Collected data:

■ ■ ■

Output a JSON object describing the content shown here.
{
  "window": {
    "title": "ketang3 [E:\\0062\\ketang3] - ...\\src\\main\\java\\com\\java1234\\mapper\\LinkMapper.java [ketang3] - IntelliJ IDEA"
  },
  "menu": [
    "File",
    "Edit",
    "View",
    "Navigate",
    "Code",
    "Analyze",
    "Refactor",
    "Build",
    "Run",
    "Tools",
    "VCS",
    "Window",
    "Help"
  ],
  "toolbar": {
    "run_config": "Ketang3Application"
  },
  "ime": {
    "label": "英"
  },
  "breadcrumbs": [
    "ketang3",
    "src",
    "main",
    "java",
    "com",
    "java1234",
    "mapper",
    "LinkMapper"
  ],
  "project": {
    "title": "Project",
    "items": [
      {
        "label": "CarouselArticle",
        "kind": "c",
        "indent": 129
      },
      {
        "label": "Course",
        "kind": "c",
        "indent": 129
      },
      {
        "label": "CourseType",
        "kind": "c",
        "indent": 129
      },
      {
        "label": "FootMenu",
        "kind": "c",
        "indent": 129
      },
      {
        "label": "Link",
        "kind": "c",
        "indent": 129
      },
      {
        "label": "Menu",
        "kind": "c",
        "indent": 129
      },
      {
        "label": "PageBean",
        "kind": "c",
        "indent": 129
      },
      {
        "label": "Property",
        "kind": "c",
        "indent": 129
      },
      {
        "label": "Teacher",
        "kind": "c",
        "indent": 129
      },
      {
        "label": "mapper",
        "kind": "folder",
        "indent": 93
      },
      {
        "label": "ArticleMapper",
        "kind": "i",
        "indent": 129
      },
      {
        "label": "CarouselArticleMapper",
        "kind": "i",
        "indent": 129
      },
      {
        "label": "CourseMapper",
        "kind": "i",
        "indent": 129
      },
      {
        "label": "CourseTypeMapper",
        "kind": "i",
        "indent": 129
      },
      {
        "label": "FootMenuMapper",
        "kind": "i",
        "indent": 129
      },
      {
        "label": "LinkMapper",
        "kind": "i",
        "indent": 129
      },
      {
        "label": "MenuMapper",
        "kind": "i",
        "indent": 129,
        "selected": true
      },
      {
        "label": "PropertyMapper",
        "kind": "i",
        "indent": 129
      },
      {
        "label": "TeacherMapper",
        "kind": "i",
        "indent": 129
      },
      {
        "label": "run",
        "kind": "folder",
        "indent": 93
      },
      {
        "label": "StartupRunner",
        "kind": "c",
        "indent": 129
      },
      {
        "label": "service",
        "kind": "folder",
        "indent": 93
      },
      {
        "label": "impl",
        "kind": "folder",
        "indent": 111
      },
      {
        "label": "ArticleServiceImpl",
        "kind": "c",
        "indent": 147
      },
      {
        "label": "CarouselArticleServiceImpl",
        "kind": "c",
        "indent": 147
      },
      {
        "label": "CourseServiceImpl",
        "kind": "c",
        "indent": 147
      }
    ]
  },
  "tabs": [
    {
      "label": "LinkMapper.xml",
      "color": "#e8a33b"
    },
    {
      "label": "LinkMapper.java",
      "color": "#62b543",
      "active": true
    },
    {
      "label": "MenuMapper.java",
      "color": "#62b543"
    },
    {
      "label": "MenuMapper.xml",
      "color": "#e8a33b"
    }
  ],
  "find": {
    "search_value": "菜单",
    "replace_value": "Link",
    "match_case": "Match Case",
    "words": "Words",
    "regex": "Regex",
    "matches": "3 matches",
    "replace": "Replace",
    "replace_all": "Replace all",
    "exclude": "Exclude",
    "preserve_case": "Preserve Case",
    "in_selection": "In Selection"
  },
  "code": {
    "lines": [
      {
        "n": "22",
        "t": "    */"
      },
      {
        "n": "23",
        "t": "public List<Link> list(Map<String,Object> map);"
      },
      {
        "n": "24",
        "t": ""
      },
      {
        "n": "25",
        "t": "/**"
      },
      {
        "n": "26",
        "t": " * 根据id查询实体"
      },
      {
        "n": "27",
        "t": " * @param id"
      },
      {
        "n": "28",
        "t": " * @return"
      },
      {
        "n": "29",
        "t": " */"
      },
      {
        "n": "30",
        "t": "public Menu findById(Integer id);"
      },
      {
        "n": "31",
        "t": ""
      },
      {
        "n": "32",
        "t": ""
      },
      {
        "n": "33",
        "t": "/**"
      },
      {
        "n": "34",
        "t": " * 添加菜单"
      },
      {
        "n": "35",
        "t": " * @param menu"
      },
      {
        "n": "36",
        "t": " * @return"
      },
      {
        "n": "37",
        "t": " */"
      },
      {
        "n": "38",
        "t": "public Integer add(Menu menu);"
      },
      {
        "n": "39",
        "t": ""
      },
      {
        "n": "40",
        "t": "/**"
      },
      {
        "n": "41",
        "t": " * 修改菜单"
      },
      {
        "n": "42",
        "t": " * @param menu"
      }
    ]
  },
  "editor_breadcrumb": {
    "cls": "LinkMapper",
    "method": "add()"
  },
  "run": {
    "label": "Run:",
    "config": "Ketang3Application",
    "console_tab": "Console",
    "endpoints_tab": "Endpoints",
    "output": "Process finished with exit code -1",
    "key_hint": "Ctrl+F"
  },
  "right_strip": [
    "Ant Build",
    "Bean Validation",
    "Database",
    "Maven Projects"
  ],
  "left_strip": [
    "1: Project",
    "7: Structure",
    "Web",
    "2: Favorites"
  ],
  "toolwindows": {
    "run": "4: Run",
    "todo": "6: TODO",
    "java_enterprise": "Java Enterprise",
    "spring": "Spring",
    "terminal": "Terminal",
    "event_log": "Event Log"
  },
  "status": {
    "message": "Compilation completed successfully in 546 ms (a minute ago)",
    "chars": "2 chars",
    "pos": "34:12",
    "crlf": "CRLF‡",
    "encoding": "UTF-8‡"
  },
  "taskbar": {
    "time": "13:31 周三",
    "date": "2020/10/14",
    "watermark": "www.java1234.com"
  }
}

■ ■ ■

**STATED TASK**
Return every line of the preceding records in which the word "title" appears.

**ANSWER**
    "title": "ketang3 [E:\\0062\\ketang3] - ...\\src\\main\\java\\com\\java1234\\mapper\\LinkMapper.java [ketang3] - IntelliJ IDEA"
    "title": "Project",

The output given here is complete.